§ **Instructions for the task**
Using the entries that follow, count the lines containing the word "Bluetooth" and give that number by itself.

§ **Records for the exercise**
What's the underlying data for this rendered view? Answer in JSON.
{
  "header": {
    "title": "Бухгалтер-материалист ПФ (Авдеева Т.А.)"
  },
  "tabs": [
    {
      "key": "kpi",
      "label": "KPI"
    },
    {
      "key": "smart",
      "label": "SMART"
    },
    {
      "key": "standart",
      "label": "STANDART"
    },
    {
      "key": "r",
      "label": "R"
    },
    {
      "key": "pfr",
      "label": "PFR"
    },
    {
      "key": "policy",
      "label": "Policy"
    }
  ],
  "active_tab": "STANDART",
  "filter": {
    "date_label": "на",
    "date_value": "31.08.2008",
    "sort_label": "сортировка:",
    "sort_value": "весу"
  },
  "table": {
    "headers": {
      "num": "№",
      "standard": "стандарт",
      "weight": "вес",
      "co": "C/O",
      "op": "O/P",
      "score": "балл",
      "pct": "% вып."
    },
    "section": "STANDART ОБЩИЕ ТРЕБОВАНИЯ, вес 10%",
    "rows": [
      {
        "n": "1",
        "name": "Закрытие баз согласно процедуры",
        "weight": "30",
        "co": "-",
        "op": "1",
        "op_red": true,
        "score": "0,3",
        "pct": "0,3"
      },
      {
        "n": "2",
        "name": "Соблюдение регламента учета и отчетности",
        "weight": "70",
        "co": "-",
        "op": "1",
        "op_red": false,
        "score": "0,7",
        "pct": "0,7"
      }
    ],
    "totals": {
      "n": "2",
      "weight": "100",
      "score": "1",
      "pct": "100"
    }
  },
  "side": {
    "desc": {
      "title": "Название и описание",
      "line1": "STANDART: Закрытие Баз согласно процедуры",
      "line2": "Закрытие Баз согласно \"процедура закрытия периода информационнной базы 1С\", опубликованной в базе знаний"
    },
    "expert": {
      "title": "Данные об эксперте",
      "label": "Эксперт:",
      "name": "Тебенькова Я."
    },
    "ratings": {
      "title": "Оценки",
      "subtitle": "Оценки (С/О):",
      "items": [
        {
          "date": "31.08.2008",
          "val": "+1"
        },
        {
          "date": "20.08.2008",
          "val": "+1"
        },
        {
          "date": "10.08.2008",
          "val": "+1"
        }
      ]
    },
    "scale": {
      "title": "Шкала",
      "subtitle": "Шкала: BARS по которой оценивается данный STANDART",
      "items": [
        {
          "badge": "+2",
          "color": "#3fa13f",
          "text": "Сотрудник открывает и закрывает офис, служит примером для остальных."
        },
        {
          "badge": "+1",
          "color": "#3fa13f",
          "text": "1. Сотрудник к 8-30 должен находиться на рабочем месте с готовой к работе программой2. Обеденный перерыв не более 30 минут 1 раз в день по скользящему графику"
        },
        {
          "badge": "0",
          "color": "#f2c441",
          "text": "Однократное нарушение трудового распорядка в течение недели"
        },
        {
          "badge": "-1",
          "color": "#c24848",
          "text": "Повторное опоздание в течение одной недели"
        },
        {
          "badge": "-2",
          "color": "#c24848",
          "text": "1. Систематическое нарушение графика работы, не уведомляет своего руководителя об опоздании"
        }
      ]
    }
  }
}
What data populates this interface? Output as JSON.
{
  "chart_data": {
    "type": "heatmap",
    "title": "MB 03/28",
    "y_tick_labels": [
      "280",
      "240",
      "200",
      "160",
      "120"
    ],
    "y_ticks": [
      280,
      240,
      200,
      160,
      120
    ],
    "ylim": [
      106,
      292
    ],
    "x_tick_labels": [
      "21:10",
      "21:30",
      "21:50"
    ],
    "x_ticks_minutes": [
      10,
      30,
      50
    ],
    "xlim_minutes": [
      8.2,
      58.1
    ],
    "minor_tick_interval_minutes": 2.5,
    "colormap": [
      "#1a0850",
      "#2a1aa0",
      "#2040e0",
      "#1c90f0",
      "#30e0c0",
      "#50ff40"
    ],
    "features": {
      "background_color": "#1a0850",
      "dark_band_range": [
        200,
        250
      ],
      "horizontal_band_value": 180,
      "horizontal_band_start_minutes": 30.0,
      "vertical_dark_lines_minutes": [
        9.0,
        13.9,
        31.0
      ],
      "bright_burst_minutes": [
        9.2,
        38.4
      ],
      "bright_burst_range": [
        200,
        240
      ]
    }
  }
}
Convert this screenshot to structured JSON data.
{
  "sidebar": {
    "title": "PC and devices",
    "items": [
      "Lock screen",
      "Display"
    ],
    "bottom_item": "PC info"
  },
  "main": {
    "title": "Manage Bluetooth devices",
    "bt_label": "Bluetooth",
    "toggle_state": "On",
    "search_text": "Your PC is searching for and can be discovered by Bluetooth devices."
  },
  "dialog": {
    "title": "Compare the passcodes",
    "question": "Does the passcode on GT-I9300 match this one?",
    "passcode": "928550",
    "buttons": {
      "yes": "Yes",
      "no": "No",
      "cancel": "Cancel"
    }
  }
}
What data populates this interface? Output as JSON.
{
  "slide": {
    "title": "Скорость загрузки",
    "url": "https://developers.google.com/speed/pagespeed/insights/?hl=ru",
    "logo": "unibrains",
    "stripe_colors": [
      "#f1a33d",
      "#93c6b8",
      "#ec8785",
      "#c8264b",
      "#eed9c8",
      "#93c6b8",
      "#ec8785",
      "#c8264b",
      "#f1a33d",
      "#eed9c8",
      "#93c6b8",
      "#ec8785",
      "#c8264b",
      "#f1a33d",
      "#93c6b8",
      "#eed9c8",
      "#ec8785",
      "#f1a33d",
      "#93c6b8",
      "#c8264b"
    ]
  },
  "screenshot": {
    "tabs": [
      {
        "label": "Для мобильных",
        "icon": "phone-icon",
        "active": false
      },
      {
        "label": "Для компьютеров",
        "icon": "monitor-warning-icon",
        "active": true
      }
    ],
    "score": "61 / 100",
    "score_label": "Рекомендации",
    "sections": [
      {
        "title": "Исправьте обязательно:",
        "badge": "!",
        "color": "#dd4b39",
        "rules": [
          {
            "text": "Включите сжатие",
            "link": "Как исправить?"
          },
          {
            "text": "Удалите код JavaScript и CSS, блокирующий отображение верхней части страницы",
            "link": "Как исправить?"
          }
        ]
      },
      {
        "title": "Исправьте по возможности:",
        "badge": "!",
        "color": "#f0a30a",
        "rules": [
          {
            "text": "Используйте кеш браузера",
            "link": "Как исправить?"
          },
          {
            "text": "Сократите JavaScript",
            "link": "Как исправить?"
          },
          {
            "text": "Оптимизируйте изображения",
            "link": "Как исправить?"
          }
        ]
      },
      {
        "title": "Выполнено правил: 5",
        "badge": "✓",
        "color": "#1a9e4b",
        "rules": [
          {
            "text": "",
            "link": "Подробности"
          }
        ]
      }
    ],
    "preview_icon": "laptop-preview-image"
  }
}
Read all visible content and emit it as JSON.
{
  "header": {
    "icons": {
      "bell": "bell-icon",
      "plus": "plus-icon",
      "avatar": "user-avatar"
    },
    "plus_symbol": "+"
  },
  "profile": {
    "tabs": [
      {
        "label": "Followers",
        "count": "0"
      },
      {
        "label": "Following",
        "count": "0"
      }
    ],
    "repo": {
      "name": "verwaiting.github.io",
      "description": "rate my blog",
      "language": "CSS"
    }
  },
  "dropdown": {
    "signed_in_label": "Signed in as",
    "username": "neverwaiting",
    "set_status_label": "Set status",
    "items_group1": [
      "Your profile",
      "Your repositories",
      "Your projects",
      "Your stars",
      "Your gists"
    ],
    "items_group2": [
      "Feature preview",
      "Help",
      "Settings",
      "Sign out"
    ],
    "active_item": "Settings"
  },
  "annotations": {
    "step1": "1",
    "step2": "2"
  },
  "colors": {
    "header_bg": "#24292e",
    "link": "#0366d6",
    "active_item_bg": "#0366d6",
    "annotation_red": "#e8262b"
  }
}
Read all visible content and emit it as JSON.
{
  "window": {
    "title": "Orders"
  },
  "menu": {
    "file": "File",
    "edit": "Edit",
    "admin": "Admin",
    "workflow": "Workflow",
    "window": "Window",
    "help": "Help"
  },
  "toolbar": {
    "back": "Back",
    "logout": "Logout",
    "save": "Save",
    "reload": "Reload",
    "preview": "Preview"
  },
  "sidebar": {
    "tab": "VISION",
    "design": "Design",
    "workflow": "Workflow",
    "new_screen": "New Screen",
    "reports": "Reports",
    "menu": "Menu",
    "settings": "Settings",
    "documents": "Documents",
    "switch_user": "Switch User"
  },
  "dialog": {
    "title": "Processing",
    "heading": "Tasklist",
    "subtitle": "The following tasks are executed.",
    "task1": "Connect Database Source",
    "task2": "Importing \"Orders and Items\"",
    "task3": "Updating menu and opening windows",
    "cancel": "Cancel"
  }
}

§ **Exercise answer**
3